BENHAM, Justice.
This appeal comes to us from the grant of a petition for a writ of certiorari. In the underlying case, appellee Mother's parental rights were terminated on January 14, 2013. Since Mother was indigent, she was represented by appointed counsel during the termination proceedings in the juvenile court per OCGA § 15-11-98 (2012).1 In a letter that was apparently written prior to the issuance of the final termination of rights order,2 trial counsel told Mother that he could not represent her in an appeal, that she was not entitled to indigent defense for the discretionary appeal of a civil case, and that she should contact the public defender if she had questions or needed the appointment of another lawyer.3 On February 13, 2013, Mother, who was acting pro se, filed a notice of appeal in the juvenile court;4 but, months later on May 22, 2013, the juvenile court dismissed the notice of appeal because Mother was required to seek review by discretionary application per OCGA § 5-6-35 (a) (12).5 On September 16, 2013, Mother, represented by a new attorney, filed in the Court of Appeals an "application for an out-of-time discretionary appeal," requesting review of the January 2013 termination of rights order.
The Court of Appeals concluded it had jurisdiction to grant Mother's application for an out-of-time discretionary appeal. It reasoned that, although Mother's right to appellate counsel in a civil termination action was statutory and she had no categorical constitutional right to court-appointed counsel as an indigent parent, "the state rule was not applied consistent with the requirements of fair procedure guaranteed by the Due Process Clause." (Emphasis supplied.) In the Interest of B.R.F., 332 Ga.App. 49, 54, 770 S.E.2d 912 (2015). The Court of Appeals further explained:
[I]n this case, the system did not comport with the Due Process Clause. In this case, an indigent person who desired appellate review of the decision terminating her parental rights was forced (due to the ineffective assistance of her trial counsel) to pursue her one and only first right of appellate review (and a possible full appeal) without an attorney when state law entitled her to be appointed an attorney for appeal. The parent, acting pro se, filed the wrong document in taking her appeal application to this court after her court-appointed trial attorney erroneously notified her that she had no right to court-appointed counsel for appeal.
Id. at 54-55, 770 S.E.2d 912. Having decided it could grant the application for out-of-time discretionary review, the Court of Appeals went on to consider the merits and ultimately affirmed the termination of Mother's parental rights.6 We granted the Georgia Division of Family and Children Services' ("the State's") petition for certiorari and posed the following question on appeal: "Did the Court of Appeals err in finding that an appellate court has the authority to excuse the untimely filing of a discretionary application in a civil parental termination case?" For the reasons set forth below, the judgment of the Court of Appeals is vacated and the case is remanded so that the Court of Appeals may issue an order dismissing Mother's application for out-of-time discretionary review.
----
> _Written request 1_:
Answer these from the opinion excerpt:
(a) On what date were Mother's parental rights terminated?
(b) On what date did the juvenile court dismiss Mother's notice of appeal?
(c) Whose petition for certiorari was granted?
> _Written request 2_: Transcribe the opinion excerpt starting at "Id. at 54-55, 770" and ending at "out-of-time discretionary review.".

> _Data excerpt_:
----
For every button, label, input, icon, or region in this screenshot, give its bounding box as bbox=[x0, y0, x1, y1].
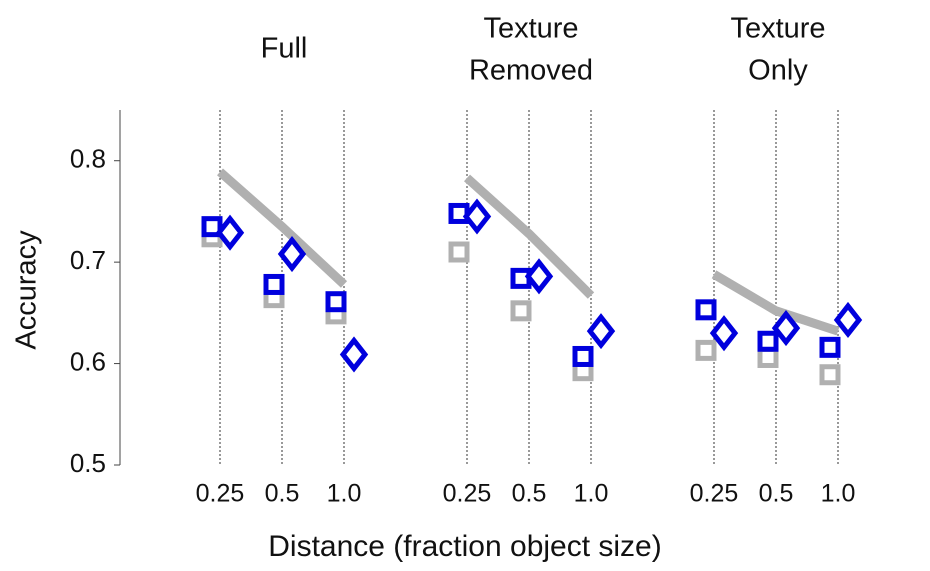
----
> _Solution 1_:
(a) January 14, 2013
(b) May 22, 2013
(c) The Georgia Division of Family and Children Services ("the State")

> _Solution 2_:
Id. at 54-55, 770 S.E.2d 912. Having decided it could grant the application for out-of-time discretionary review, the Court of Appeals went on to consider the merits and ultimately affirmed the termination of Mother's parental rights.6 We granted the Georgia Division of Family and Children Services' ("the State's") petition for certiorari and posed the following question on appeal: "Did the Court of Appeals err in finding that an appellate court has the authority to excuse the untimely filing of a discretionary application in a civil parental termination case?" For the reasons set forth below, the judgment of the Court of Appeals is vacated and the case is remanded so that the Court of Appeals may issue an order dismissing Mother's application for out-of-time discretionary review.